_Short exercise:_ Format the lines of the material from the one containing "Patent image size: (702, 454)." through the one containing "The light-polarizing reflection", both included, as a JSON list of strings with one string per line and blank lines omitted. Include nothing outside that range.

_Given records:_
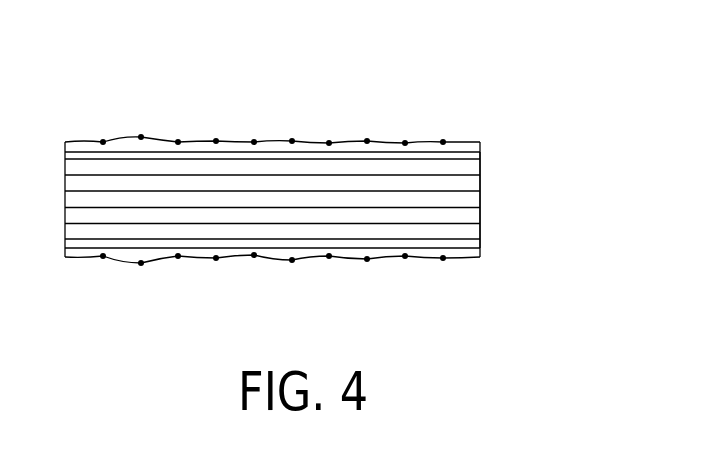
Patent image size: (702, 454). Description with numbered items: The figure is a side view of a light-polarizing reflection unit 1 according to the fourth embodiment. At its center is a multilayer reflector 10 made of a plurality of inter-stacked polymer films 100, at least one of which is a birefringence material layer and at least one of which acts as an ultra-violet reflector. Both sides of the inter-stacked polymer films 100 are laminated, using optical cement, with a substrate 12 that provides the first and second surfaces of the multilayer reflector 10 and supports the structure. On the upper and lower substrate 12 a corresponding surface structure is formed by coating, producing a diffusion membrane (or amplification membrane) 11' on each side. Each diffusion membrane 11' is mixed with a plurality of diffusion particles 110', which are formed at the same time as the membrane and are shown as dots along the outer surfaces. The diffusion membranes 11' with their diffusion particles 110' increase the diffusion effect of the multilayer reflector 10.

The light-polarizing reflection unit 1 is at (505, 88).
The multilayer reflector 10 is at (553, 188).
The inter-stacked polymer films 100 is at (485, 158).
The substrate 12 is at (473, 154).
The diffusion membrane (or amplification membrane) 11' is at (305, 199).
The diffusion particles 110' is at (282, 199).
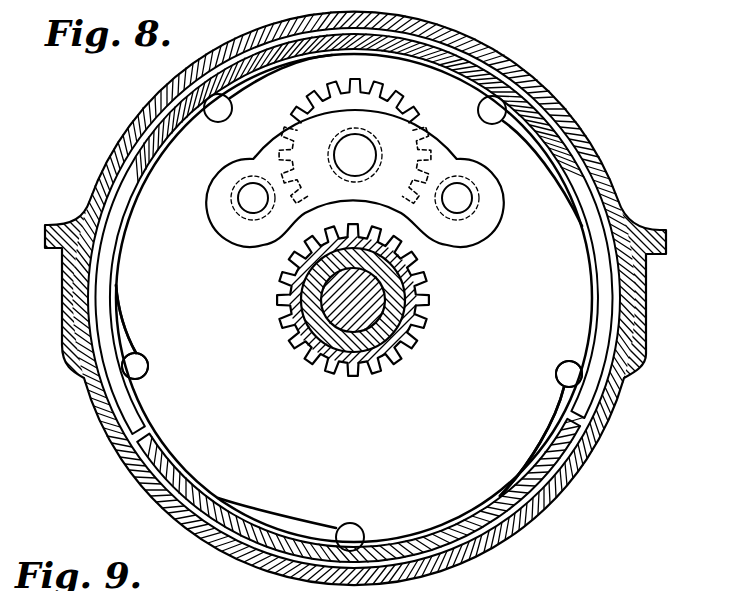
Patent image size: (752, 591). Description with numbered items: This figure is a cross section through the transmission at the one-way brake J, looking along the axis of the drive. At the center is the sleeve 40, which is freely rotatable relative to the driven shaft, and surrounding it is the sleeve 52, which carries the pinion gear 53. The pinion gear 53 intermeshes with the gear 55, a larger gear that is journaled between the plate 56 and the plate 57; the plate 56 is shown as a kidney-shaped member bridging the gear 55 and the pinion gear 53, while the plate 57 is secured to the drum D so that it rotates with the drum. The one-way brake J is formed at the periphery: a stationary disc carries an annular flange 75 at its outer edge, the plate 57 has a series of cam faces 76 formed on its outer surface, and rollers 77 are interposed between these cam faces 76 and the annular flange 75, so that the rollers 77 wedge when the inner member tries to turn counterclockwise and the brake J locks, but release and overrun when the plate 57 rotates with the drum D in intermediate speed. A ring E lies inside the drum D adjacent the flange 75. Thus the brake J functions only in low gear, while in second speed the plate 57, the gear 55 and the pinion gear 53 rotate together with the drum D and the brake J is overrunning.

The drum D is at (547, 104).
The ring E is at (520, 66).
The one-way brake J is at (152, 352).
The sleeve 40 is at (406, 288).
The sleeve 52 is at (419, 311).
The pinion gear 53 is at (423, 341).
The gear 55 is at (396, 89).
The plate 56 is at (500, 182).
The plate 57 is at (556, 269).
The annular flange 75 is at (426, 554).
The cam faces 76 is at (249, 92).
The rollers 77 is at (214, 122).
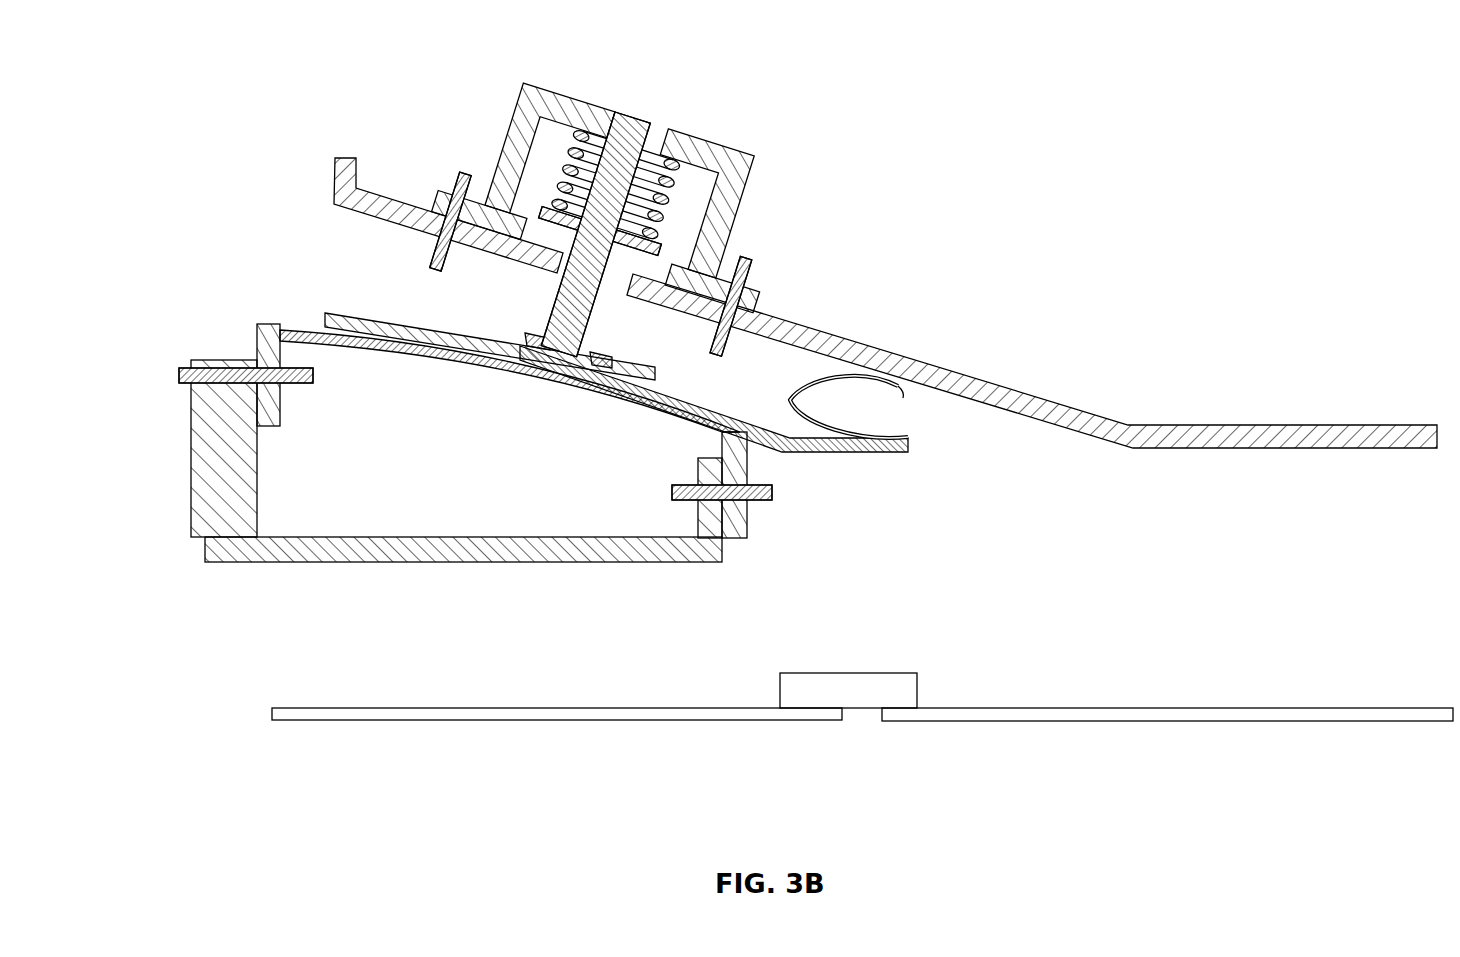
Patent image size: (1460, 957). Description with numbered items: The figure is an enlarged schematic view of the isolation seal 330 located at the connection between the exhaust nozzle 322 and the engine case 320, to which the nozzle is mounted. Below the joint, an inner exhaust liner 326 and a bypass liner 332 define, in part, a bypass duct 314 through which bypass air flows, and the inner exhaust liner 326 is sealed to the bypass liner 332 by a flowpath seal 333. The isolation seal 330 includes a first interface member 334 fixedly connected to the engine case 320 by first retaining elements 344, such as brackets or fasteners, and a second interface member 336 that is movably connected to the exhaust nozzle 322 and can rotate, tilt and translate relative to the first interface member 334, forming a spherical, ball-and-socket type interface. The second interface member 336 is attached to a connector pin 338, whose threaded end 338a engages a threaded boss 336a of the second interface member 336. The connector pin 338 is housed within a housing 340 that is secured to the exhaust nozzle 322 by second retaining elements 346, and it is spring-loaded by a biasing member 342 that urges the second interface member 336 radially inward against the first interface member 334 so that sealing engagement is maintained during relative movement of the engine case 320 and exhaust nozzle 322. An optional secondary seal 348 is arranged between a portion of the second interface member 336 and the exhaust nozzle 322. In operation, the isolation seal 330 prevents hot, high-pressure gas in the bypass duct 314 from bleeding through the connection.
==
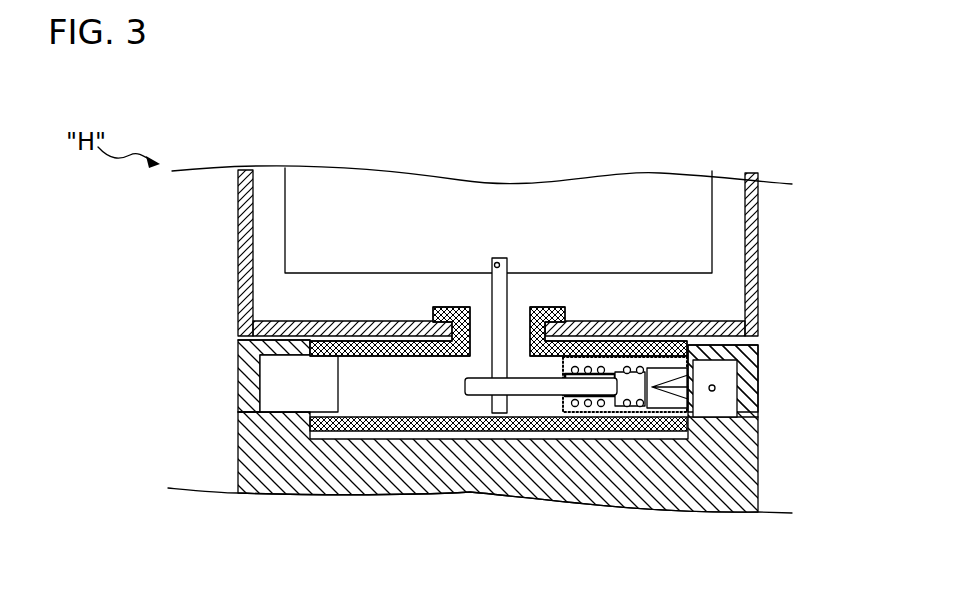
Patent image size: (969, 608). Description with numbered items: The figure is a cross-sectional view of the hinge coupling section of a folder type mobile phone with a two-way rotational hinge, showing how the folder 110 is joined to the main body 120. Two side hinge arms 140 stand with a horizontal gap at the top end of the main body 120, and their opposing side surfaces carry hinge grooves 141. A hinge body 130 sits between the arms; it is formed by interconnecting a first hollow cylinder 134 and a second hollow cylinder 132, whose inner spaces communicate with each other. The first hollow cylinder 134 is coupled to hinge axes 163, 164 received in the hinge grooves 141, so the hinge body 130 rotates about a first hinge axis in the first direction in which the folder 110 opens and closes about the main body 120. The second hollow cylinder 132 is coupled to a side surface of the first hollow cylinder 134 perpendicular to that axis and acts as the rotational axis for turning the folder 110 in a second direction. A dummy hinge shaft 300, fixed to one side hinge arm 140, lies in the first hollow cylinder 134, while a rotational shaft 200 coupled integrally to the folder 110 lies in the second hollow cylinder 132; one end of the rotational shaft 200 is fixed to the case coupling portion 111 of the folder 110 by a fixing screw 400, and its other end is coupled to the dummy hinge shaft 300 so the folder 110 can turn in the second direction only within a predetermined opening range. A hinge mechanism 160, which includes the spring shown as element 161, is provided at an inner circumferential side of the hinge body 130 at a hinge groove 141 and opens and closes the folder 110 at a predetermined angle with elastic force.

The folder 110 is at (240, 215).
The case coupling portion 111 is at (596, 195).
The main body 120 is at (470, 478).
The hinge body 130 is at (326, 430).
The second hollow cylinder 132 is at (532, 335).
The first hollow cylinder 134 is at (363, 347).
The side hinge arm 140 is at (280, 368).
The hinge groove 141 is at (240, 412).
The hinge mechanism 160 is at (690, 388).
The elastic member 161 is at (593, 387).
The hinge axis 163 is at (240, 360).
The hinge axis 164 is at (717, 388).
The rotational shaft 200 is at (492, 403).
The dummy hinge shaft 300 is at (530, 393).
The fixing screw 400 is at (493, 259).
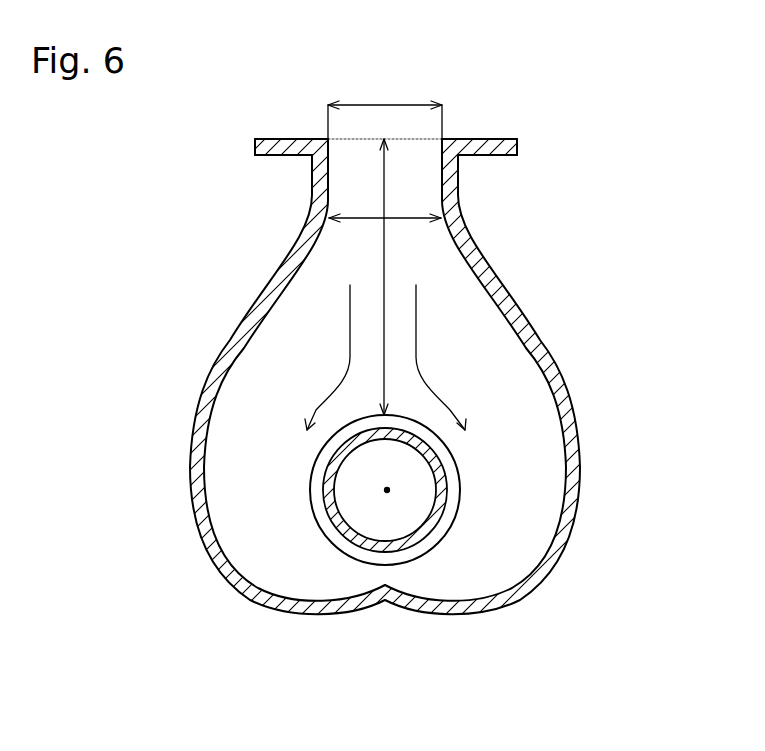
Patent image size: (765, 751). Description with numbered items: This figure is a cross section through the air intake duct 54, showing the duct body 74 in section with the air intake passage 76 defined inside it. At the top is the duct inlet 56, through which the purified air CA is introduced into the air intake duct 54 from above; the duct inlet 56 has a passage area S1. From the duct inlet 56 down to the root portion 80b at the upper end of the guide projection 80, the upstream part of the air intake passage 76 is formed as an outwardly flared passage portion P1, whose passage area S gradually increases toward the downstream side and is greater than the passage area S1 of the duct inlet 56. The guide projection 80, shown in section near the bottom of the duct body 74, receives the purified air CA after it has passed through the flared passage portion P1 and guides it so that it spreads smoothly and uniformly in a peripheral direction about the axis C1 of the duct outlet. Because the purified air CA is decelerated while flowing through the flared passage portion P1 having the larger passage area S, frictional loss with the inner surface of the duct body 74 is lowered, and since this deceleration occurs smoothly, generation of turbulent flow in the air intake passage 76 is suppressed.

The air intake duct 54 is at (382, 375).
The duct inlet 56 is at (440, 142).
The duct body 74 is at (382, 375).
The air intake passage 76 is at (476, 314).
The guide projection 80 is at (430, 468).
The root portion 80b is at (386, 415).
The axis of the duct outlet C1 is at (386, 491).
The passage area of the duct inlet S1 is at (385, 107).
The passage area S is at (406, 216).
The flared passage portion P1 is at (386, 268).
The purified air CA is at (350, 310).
---
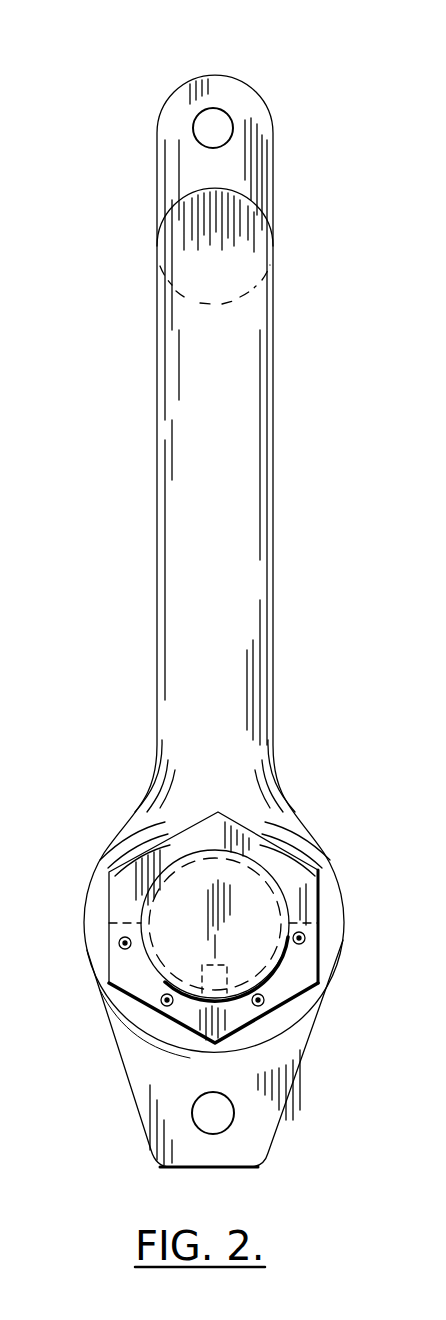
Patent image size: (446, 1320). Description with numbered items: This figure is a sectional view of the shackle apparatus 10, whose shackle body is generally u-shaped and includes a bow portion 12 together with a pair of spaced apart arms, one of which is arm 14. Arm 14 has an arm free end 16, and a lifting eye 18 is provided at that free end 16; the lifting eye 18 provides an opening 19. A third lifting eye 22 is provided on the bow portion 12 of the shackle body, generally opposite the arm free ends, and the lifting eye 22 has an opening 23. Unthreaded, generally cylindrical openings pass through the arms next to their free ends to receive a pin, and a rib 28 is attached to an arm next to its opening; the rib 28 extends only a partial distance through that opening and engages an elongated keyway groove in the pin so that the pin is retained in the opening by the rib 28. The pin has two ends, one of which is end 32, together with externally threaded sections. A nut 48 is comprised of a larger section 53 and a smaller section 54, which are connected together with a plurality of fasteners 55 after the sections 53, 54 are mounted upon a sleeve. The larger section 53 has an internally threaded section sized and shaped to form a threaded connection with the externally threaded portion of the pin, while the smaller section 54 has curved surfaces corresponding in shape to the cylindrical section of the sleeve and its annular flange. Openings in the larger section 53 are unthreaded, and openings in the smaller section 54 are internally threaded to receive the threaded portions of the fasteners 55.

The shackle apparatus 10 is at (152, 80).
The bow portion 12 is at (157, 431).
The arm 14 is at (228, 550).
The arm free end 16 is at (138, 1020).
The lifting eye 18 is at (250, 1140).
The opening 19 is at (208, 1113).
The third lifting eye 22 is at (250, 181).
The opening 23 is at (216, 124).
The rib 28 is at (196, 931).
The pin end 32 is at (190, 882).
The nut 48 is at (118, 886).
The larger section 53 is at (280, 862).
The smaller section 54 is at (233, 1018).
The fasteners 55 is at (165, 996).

_Response:_
[
  "Patent image size: (702, 454). Description with numbered items: The figure is a side view of a light-polarizing reflection unit 1 according to the fourth embodiment. At its center is a multilayer reflector 10 made of a plurality of inter-stacked polymer films 100, at least one of which is a birefringence material layer and at least one of which acts as an ultra-violet reflector. Both sides of the inter-stacked polymer films 100 are laminated, using optical cement, with a substrate 12 that provides the first and second surfaces of the multilayer reflector 10 and supports the structure. On the upper and lower substrate 12 a corresponding surface structure is formed by coating, producing a diffusion membrane (or amplification membrane) 11' on each side. Each diffusion membrane 11' is mixed with a plurality of diffusion particles 110', which are formed at the same time as the membrane and are shown as dots along the outer surfaces. The diffusion membranes 11' with their diffusion particles 110' increase the diffusion effect of the multilayer reflector 10.",
  "The light-polarizing reflection unit 1 is at (505, 88)."
]